-- INSTRUCTIONS TO FOLLOW --
Your task is to output all the records below, word for word.

-- INPUT FOR THIS TASK --
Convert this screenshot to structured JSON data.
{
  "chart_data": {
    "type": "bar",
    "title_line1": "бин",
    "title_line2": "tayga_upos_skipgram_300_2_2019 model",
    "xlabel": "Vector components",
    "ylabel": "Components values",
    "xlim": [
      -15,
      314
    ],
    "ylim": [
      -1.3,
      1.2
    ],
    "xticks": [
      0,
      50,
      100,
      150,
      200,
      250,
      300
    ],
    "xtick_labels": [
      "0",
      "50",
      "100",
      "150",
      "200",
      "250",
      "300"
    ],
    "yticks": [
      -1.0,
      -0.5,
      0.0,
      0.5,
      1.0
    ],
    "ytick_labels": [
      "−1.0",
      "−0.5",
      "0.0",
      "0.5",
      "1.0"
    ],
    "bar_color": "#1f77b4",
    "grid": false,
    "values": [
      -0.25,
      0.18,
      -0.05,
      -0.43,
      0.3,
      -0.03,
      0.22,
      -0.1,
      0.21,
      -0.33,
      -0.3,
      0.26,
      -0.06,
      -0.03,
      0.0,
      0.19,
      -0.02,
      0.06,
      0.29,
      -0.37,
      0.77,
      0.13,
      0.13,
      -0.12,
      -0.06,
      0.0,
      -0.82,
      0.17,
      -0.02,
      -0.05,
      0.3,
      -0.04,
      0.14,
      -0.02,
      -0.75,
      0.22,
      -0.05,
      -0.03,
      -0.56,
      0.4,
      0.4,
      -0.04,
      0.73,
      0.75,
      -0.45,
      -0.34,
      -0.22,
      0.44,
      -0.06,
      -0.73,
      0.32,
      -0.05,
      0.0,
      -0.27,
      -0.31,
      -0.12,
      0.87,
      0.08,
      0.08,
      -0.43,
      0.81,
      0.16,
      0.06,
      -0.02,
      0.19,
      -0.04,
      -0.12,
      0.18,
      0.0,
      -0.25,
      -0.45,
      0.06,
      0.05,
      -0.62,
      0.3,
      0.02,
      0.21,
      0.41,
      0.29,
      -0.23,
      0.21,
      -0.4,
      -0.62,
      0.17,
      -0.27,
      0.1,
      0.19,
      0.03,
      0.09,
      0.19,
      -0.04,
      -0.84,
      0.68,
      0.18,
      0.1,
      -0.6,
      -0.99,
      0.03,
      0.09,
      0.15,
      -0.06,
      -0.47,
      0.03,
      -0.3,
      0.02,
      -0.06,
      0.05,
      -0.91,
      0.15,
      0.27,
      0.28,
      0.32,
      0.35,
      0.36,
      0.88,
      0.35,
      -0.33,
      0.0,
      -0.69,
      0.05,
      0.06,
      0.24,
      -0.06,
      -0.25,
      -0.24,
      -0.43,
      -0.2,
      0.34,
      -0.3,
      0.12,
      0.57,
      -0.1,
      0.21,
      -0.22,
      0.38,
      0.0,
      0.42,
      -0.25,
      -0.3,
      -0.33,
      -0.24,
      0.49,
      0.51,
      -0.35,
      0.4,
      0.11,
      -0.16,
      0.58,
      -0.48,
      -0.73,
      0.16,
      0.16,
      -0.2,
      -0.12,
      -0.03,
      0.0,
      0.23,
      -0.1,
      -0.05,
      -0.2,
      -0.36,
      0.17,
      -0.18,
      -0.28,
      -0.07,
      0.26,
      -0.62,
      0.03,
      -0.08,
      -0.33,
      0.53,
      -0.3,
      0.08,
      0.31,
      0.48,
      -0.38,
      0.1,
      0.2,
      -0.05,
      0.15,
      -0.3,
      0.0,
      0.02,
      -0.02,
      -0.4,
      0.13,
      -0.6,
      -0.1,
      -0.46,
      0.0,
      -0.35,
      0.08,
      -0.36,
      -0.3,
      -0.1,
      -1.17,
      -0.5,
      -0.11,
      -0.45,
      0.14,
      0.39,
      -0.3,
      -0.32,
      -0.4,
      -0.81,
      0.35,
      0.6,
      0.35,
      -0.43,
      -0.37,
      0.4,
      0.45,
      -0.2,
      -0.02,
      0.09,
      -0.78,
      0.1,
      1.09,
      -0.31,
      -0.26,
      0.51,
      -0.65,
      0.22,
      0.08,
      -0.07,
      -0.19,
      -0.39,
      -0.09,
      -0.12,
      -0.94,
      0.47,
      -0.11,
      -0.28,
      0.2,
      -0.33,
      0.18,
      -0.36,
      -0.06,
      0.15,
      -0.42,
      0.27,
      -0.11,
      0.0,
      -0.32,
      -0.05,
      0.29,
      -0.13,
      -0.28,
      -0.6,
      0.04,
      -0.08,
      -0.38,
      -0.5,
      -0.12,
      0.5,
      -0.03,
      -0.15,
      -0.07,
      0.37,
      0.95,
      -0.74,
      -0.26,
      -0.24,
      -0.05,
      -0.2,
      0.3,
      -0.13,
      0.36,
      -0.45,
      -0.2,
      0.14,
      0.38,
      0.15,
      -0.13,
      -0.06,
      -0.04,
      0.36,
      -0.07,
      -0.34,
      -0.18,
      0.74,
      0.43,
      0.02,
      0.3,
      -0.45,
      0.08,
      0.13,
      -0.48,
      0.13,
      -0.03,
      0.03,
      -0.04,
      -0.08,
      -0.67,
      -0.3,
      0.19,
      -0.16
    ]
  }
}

-- SOLUTION FOR THIS PROBLEM --
Convert this screenshot to structured JSON data.
{
  "chart_data": {
    "type": "bar",
    "title_line1": "бин",
    "title_line2": "tayga_upos_skipgram_300_2_2019 model",
    "xlabel": "Vector components",
    "ylabel": "Components values",
    "xlim": [
      -15,
      314
    ],
    "ylim": [
      -1.3,
      1.2
    ],
    "xticks": [
      0,
      50,
      100,
      150,
      200,
      250,
      300
    ],
    "xtick_labels": [
      "0",
      "50",
      "100",
      "150",
      "200",
      "250",
      "300"
    ],
    "yticks": [
      -1.0,
      -0.5,
      0.0,
      0.5,
      1.0
    ],
    "ytick_labels": [
      "−1.0",
      "−0.5",
      "0.0",
      "0.5",
      "1.0"
    ],
    "bar_color": "#1f77b4",
    "grid": false,
    "values": [
      -0.25,
      0.18,
      -0.05,
      -0.43,
      0.3,
      -0.03,
      0.22,
      -0.1,
      0.21,
      -0.33,
      -0.3,
      0.26,
      -0.06,
      -0.03,
      0.0,
      0.19,
      -0.02,
      0.06,
      0.29,
      -0.37,
      0.77,
      0.13,
      0.13,
      -0.12,
      -0.06,
      0.0,
      -0.82,
      0.17,
      -0.02,
      -0.05,
      0.3,
      -0.04,
      0.14,
      -0.02,
      -0.75,
      0.22,
      -0.05,
      -0.03,
      -0.56,
      0.4,
      0.4,
      -0.04,
      0.73,
      0.75,
      -0.45,
      -0.34,
      -0.22,
      0.44,
      -0.06,
      -0.73,
      0.32,
      -0.05,
      0.0,
      -0.27,
      -0.31,
      -0.12,
      0.87,
      0.08,
      0.08,
      -0.43,
      0.81,
      0.16,
      0.06,
      -0.02,
      0.19,
      -0.04,
      -0.12,
      0.18,
      0.0,
      -0.25,
      -0.45,
      0.06,
      0.05,
      -0.62,
      0.3,
      0.02,
      0.21,
      0.41,
      0.29,
      -0.23,
      0.21,
      -0.4,
      -0.62,
      0.17,
      -0.27,
      0.1,
      0.19,
      0.03,
      0.09,
      0.19,
      -0.04,
      -0.84,
      0.68,
      0.18,
      0.1,
      -0.6,
      -0.99,
      0.03,
      0.09,
      0.15,
      -0.06,
      -0.47,
      0.03,
      -0.3,
      0.02,
      -0.06,
      0.05,
      -0.91,
      0.15,
      0.27,
      0.28,
      0.32,
      0.35,
      0.36,
      0.88,
      0.35,
      -0.33,
      0.0,
      -0.69,
      0.05,
      0.06,
      0.24,
      -0.06,
      -0.25,
      -0.24,
      -0.43,
      -0.2,
      0.34,
      -0.3,
      0.12,
      0.57,
      -0.1,
      0.21,
      -0.22,
      0.38,
      0.0,
      0.42,
      -0.25,
      -0.3,
      -0.33,
      -0.24,
      0.49,
      0.51,
      -0.35,
      0.4,
      0.11,
      -0.16,
      0.58,
      -0.48,
      -0.73,
      0.16,
      0.16,
      -0.2,
      -0.12,
      -0.03,
      0.0,
      0.23,
      -0.1,
      -0.05,
      -0.2,
      -0.36,
      0.17,
      -0.18,
      -0.28,
      -0.07,
      0.26,
      -0.62,
      0.03,
      -0.08,
      -0.33,
      0.53,
      -0.3,
      0.08,
      0.31,
      0.48,
      -0.38,
      0.1,
      0.2,
      -0.05,
      0.15,
      -0.3,
      0.0,
      0.02,
      -0.02,
      -0.4,
      0.13,
      -0.6,
      -0.1,
      -0.46,
      0.0,
      -0.35,
      0.08,
      -0.36,
      -0.3,
      -0.1,
      -1.17,
      -0.5,
      -0.11,
      -0.45,
      0.14,
      0.39,
      -0.3,
      -0.32,
      -0.4,
      -0.81,
      0.35,
      0.6,
      0.35,
      -0.43,
      -0.37,
      0.4,
      0.45,
      -0.2,
      -0.02,
      0.09,
      -0.78,
      0.1,
      1.09,
      -0.31,
      -0.26,
      0.51,
      -0.65,
      0.22,
      0.08,
      -0.07,
      -0.19,
      -0.39,
      -0.09,
      -0.12,
      -0.94,
      0.47,
      -0.11,
      -0.28,
      0.2,
      -0.33,
      0.18,
      -0.36,
      -0.06,
      0.15,
      -0.42,
      0.27,
      -0.11,
      0.0,
      -0.32,
      -0.05,
      0.29,
      -0.13,
      -0.28,
      -0.6,
      0.04,
      -0.08,
      -0.38,
      -0.5,
      -0.12,
      0.5,
      -0.03,
      -0.15,
      -0.07,
      0.37,
      0.95,
      -0.74,
      -0.26,
      -0.24,
      -0.05,
      -0.2,
      0.3,
      -0.13,
      0.36,
      -0.45,
      -0.2,
      0.14,
      0.38,
      0.15,
      -0.13,
      -0.06,
      -0.04,
      0.36,
      -0.07,
      -0.34,
      -0.18,
      0.74,
      0.43,
      0.02,
      0.3,
      -0.45,
      0.08,
      0.13,
      -0.48,
      0.13,
      -0.03,
      0.03,
      -0.04,
      -0.08,
      -0.67,
      -0.3,
      0.19,
      -0.16
    ]
  }
}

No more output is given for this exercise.